◆ **YOUR TASK**:
Repeat every line below exactly, word for word.

◆ **Stored records**:
++++

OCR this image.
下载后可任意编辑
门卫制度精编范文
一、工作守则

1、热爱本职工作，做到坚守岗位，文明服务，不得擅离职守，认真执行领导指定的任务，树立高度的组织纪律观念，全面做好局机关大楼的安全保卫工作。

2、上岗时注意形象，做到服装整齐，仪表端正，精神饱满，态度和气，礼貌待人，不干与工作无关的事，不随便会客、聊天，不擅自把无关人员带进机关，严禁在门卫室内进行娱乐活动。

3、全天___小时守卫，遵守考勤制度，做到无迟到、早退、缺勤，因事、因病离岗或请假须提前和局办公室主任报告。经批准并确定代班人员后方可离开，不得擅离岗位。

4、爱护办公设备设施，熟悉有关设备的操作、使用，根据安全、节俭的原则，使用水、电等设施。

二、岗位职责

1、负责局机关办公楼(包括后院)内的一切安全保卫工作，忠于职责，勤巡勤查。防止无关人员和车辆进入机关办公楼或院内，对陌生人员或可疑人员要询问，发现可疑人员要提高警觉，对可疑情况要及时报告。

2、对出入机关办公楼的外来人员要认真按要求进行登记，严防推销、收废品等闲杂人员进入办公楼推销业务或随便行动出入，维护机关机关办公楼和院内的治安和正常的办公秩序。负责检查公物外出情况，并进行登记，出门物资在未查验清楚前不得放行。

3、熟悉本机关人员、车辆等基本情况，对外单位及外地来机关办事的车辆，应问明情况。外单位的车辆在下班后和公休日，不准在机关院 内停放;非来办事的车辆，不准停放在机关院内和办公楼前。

++++

◆ **RESULT FOR THIS TASK**:
OCR this image.
下载后可任意编辑
门卫制度精编范文
一、工作守则

1、热爱本职工作，做到坚守岗位，文明服务，不得擅离职守，认真执行领导指定的任务，树立高度的组织纪律观念，全面做好局机关大楼的安全保卫工作。

2、上岗时注意形象，做到服装整齐，仪表端正，精神饱满，态度和气，礼貌待人，不干与工作无关的事，不随便会客、聊天，不擅自把无关人员带进机关，严禁在门卫室内进行娱乐活动。

3、全天___小时守卫，遵守考勤制度，做到无迟到、早退、缺勤，因事、因病离岗或请假须提前和局办公室主任报告。经批准并确定代班人员后方可离开，不得擅离岗位。

4、爱护办公设备设施，熟悉有关设备的操作、使用，根据安全、节俭的原则，使用水、电等设施。

二、岗位职责

1、负责局机关办公楼(包括后院)内的一切安全保卫工作，忠于职责，勤巡勤查。防止无关人员和车辆进入机关办公楼或院内，对陌生人员或可疑人员要询问，发现可疑人员要提高警觉，对可疑情况要及时报告。

2、对出入机关办公楼的外来人员要认真按要求进行登记，严防推销、收废品等闲杂人员进入办公楼推销业务或随便行动出入，维护机关机关办公楼和院内的治安和正常的办公秩序。负责检查公物外出情况，并进行登记，出门物资在未查验清楚前不得放行。

3、熟悉本机关人员、车辆等基本情况，对外单位及外地来机关办事的车辆，应问明情况。外单位的车辆在下班后和公休日，不准在机关院 内停放;非来办事的车辆，不准停放在机关院内和办公楼前。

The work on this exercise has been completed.